## Short task
Report each line of the data that includes the word "ผลการเร".

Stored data
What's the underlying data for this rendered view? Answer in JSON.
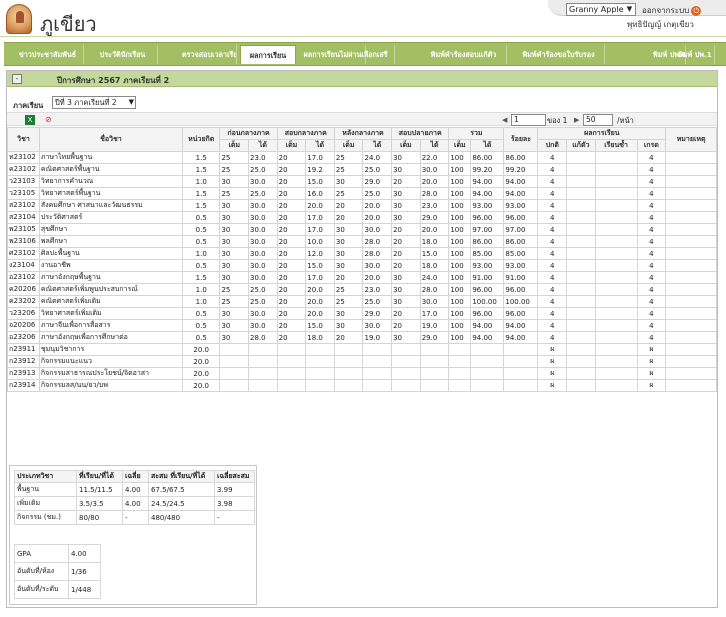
{
  "app": {
    "brand": "ภูเขียว"
  },
  "topbar": {
    "theme_value": "Granny Apple",
    "logout_label": "ออกจากระบบ",
    "username": "พุทธิปัญญ์ เกตุเขียว"
  },
  "nav": [
    "ข่าวประชาสัมพันธ์",
    "ประวัตินักเรียน",
    "ตรวจสอบเวลาเรียน",
    "ผลการเรียน",
    "ผลการเรียนไม่ผ่าน",
    "เลือกเสรี",
    "พิมพ์คำร้องสอบแก้ตัว",
    "พิมพ์คำร้องขอใบรับรอง",
    "พิมพ์ ปพ.6",
    "พิมพ์ ปพ.1"
  ],
  "panel": {
    "title": "ปีการศึกษา 2567 ภาคเรียนที่ 2",
    "semester_label": "ภาคเรียน",
    "semester_value": "ปีที่ 3 ภาคเรียนที่ 2",
    "pager": {
      "page": "1",
      "of_label": "ของ 1",
      "per_page": "50",
      "per_page_label": "/หน้า"
    }
  },
  "table": {
    "headers": {
      "code": "วิชา",
      "name": "ชื่อวิชา",
      "credit": "หน่วยกิต",
      "mid1": "ก่อนกลางภาค",
      "mid": "สอบกลางภาค",
      "post": "หลังกลางภาค",
      "final": "สอบปลายภาค",
      "total": "รวม",
      "percent": "ร้อยละ",
      "result": "ผลการเรียน",
      "note": "หมายเหตุ",
      "full": "เต็ม",
      "got": "ได้",
      "normal": "ปกติ",
      "fix": "แก้ตัว",
      "repeat": "เรียนซ้ำ",
      "grade": "เกรด"
    },
    "rows": [
      [
        "ท23102",
        "ภาษาไทยพื้นฐาน",
        "1.5",
        "25",
        "23.0",
        "20",
        "17.0",
        "25",
        "24.0",
        "30",
        "22.0",
        "100",
        "86.00",
        "86.00",
        "4",
        "",
        "",
        "4",
        ""
      ],
      [
        "ค23102",
        "คณิตศาสตร์พื้นฐาน",
        "1.5",
        "25",
        "25.0",
        "20",
        "19.2",
        "25",
        "25.0",
        "30",
        "30.0",
        "100",
        "99.20",
        "99.20",
        "4",
        "",
        "",
        "4",
        ""
      ],
      [
        "ว23103",
        "วิทยาการคำนวณ",
        "1.0",
        "30",
        "30.0",
        "20",
        "15.0",
        "30",
        "29.0",
        "20",
        "20.0",
        "100",
        "94.00",
        "94.00",
        "4",
        "",
        "",
        "4",
        ""
      ],
      [
        "ว23105",
        "วิทยาศาสตร์พื้นฐาน",
        "1.5",
        "25",
        "25.0",
        "20",
        "16.0",
        "25",
        "25.0",
        "30",
        "28.0",
        "100",
        "94.00",
        "94.00",
        "4",
        "",
        "",
        "4",
        ""
      ],
      [
        "ส23102",
        "สังคมศึกษา ศาสนาและวัฒนธรรม",
        "1.5",
        "30",
        "30.0",
        "20",
        "20.0",
        "20",
        "20.0",
        "30",
        "23.0",
        "100",
        "93.00",
        "93.00",
        "4",
        "",
        "",
        "4",
        ""
      ],
      [
        "ส23104",
        "ประวัติศาสตร์",
        "0.5",
        "30",
        "30.0",
        "20",
        "17.0",
        "20",
        "20.0",
        "30",
        "29.0",
        "100",
        "96.00",
        "96.00",
        "4",
        "",
        "",
        "4",
        ""
      ],
      [
        "พ23105",
        "สุขศึกษา",
        "0.5",
        "30",
        "30.0",
        "20",
        "17.0",
        "30",
        "30.0",
        "20",
        "20.0",
        "100",
        "97.00",
        "97.00",
        "4",
        "",
        "",
        "4",
        ""
      ],
      [
        "พ23106",
        "พลศึกษา",
        "0.5",
        "30",
        "30.0",
        "20",
        "10.0",
        "30",
        "28.0",
        "20",
        "18.0",
        "100",
        "86.00",
        "86.00",
        "4",
        "",
        "",
        "4",
        ""
      ],
      [
        "ศ23102",
        "ศิลปะพื้นฐาน",
        "1.0",
        "30",
        "30.0",
        "20",
        "12.0",
        "30",
        "28.0",
        "20",
        "15.0",
        "100",
        "85.00",
        "85.00",
        "4",
        "",
        "",
        "4",
        ""
      ],
      [
        "ง23104",
        "งานอาชีพ",
        "0.5",
        "30",
        "30.0",
        "20",
        "15.0",
        "30",
        "30.0",
        "20",
        "18.0",
        "100",
        "93.00",
        "93.00",
        "4",
        "",
        "",
        "4",
        ""
      ],
      [
        "อ23102",
        "ภาษาอังกฤษพื้นฐาน",
        "1.5",
        "30",
        "30.0",
        "20",
        "17.0",
        "20",
        "20.0",
        "30",
        "24.0",
        "100",
        "91.00",
        "91.00",
        "4",
        "",
        "",
        "4",
        ""
      ],
      [
        "ค20206",
        "คณิตศาสตร์เพิ่มพูนประสบการณ์",
        "1.0",
        "25",
        "25.0",
        "20",
        "20.0",
        "25",
        "23.0",
        "30",
        "28.0",
        "100",
        "96.00",
        "96.00",
        "4",
        "",
        "",
        "4",
        ""
      ],
      [
        "ค23202",
        "คณิตศาสตร์เพิ่มเติม",
        "1.0",
        "25",
        "25.0",
        "20",
        "20.0",
        "25",
        "25.0",
        "30",
        "30.0",
        "100",
        "100.00",
        "100.00",
        "4",
        "",
        "",
        "4",
        ""
      ],
      [
        "ว23206",
        "วิทยาศาสตร์เพิ่มเติม",
        "0.5",
        "30",
        "30.0",
        "20",
        "20.0",
        "30",
        "29.0",
        "20",
        "17.0",
        "100",
        "96.00",
        "96.00",
        "4",
        "",
        "",
        "4",
        ""
      ],
      [
        "จ20206",
        "ภาษาจีนเพื่อการสื่อสาร",
        "0.5",
        "30",
        "30.0",
        "20",
        "15.0",
        "30",
        "30.0",
        "20",
        "19.0",
        "100",
        "94.00",
        "94.00",
        "4",
        "",
        "",
        "4",
        ""
      ],
      [
        "อ23206",
        "ภาษาอังกฤษเพื่อการศึกษาต่อ",
        "0.5",
        "30",
        "28.0",
        "20",
        "18.0",
        "20",
        "19.0",
        "30",
        "29.0",
        "100",
        "94.00",
        "94.00",
        "4",
        "",
        "",
        "4",
        ""
      ],
      [
        "ก23911",
        "ชุมนุมวิชาการ",
        "20.0",
        "",
        "",
        "",
        "",
        "",
        "",
        "",
        "",
        "",
        "",
        "",
        "ผ",
        "",
        "",
        "ผ",
        ""
      ],
      [
        "ก23912",
        "กิจกรรมแนะแนว",
        "20.0",
        "",
        "",
        "",
        "",
        "",
        "",
        "",
        "",
        "",
        "",
        "",
        "ผ",
        "",
        "",
        "ผ",
        ""
      ],
      [
        "ก23913",
        "กิจกรรมสาธารณประโยชน์/จิตอาสา",
        "20.0",
        "",
        "",
        "",
        "",
        "",
        "",
        "",
        "",
        "",
        "",
        "",
        "ผ",
        "",
        "",
        "ผ",
        ""
      ],
      [
        "ก23914",
        "กิจกรรมลส/นน/ยว/บพ",
        "20.0",
        "",
        "",
        "",
        "",
        "",
        "",
        "",
        "",
        "",
        "",
        "",
        "ผ",
        "",
        "",
        "ผ",
        ""
      ]
    ]
  },
  "summary": {
    "headers": [
      "ประเภทวิชา",
      "ที่เรียน/ที่ได้",
      "เฉลี่ย",
      "สะสม ที่เรียน/ที่ได้",
      "เฉลี่ยสะสม"
    ],
    "rows": [
      [
        "พื้นฐาน",
        "11.5/11.5",
        "4.00",
        "67.5/67.5",
        "3.99"
      ],
      [
        "เพิ่มเติม",
        "3.5/3.5",
        "4.00",
        "24.5/24.5",
        "3.98"
      ],
      [
        "กิจกรรม (ชม.)",
        "80/80",
        "-",
        "480/480",
        "-"
      ]
    ],
    "gpa": [
      [
        "GPA",
        "4.00"
      ],
      [
        "อันดับที่/ห้อง",
        "1/36"
      ],
      [
        "อันดับที่/ระดับ",
        "1/448"
      ]
    ]
  }
}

## The output
    "ผลการเรียน",
    "ผลการเรียนไม่ผ่าน",
      "result": "ผลการเรียน",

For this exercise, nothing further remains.